[Start]

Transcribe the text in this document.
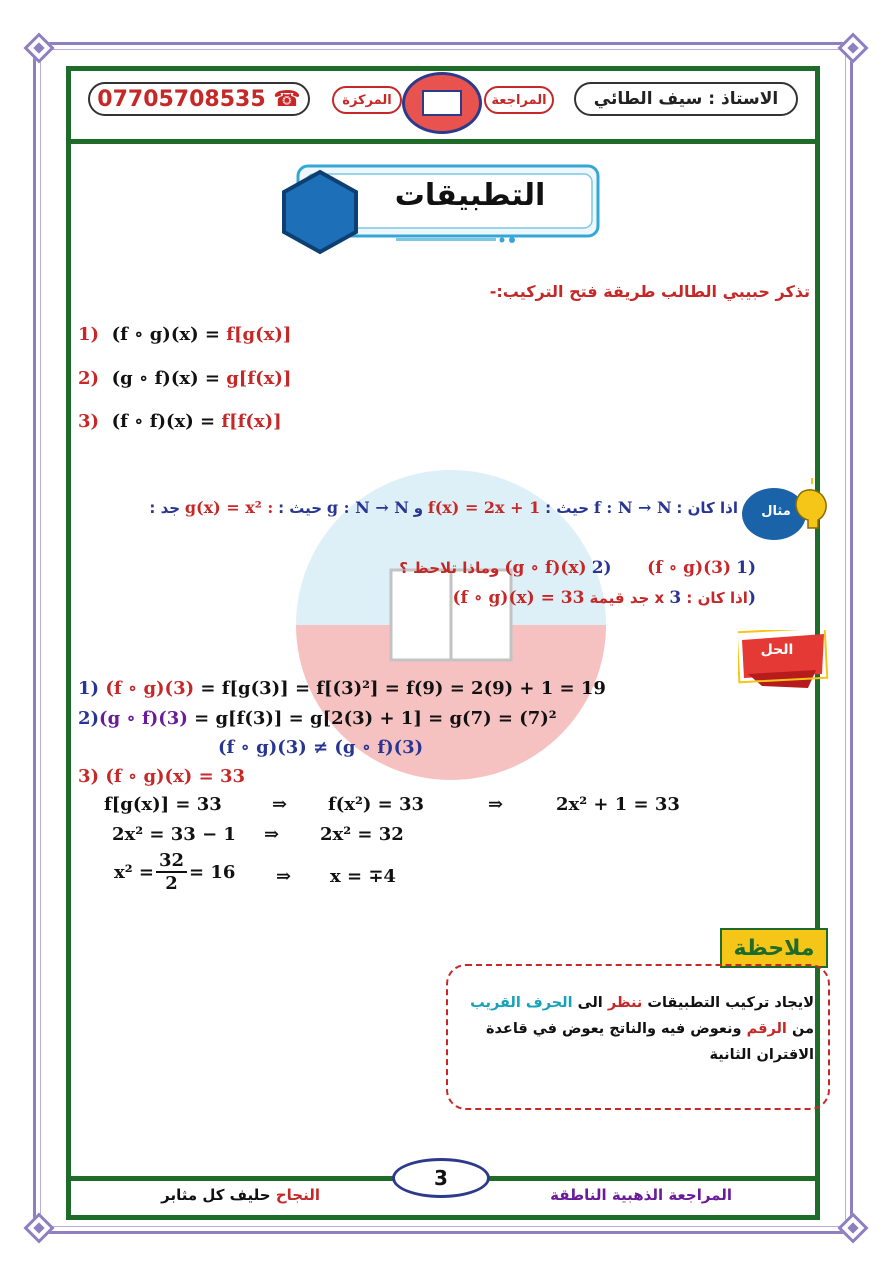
07705708535 ☎	المركزة	المراجعة	الاستاذ : سيف الطائي
التطبيقات
تذكر حبيبي الطالب طريقة فتح التركيب:-
1) (f ∘ g)(x) = f[g(x)]
2) (g ∘ f)(x) = g[f(x)]
3) (f ∘ f)(x) = f[f(x)]
مثال
اذا كان : f : N → N حيث : f(x) = 2x + 1 و g : N → N حيث : g(x) = x² : جد :
وماذا تلاحظ ؟ (g ∘ f)(x) 2) (f ∘ g)(3) 1)
(f ∘ g)(x) = 33 جد قيمة x اذا كان : 3)
الحل
1) (f ∘ g)(3) = f[g(3)] = f[(3)²] = f(9) = 2(9) + 1 = 19
2)(g ∘ f)(3) = g[f(3)] = g[2(3) + 1] = g(7) = (7)²
(f ∘ g)(3) ≠ (g ∘ f)(3)
3) (f ∘ g)(x) = 33
f[g(x)] = 33	⇒ f(x²) = 33	⇒	2x² + 1 = 33
2x² = 33 − 1 ⇒ 2x² = 32
$x^2 = \frac{32}{2} = 16$ ⇒ x = ∓4
ملاحظة
لايجاد تركيب التطبيقات ننظر الى الحرف القريب
من الرقم ونعوض فيه والناتج يعوض في قاعدة
الاقتران الثانية
3
النجاح حليف كل مثابر	المراجعة الذهبية الناطقة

[End]

> [WHAT TO WORK ON]
Copy the listing exactly. Any image in it stays out of the copy.

> [ANSWER TO THE PROBLEM]
Transcribe the text in this document.
07705708535 ☎	المركزة	المراجعة	الاستاذ : سيف الطائي
التطبيقات
تذكر حبيبي الطالب طريقة فتح التركيب:-
1) (f ∘ g)(x) = f[g(x)]
2) (g ∘ f)(x) = g[f(x)]
3) (f ∘ f)(x) = f[f(x)]
مثال
اذا كان : f : N → N حيث : f(x) = 2x + 1 و g : N → N حيث : g(x) = x² : جد :
وماذا تلاحظ ؟ (g ∘ f)(x) 2) (f ∘ g)(3) 1)
(f ∘ g)(x) = 33 جد قيمة x اذا كان : 3)
الحل
1) (f ∘ g)(3) = f[g(3)] = f[(3)²] = f(9) = 2(9) + 1 = 19
2)(g ∘ f)(3) = g[f(3)] = g[2(3) + 1] = g(7) = (7)²
(f ∘ g)(3) ≠ (g ∘ f)(3)
3) (f ∘ g)(x) = 33
f[g(x)] = 33	⇒ f(x²) = 33	⇒	2x² + 1 = 33
2x² = 33 − 1 ⇒ 2x² = 32
$x^2 = \frac{32}{2} = 16$ ⇒ x = ∓4
ملاحظة
لايجاد تركيب التطبيقات ننظر الى الحرف القريب
من الرقم ونعوض فيه والناتج يعوض في قاعدة
الاقتران الثانية
3
النجاح حليف كل مثابر	المراجعة الذهبية الناطقة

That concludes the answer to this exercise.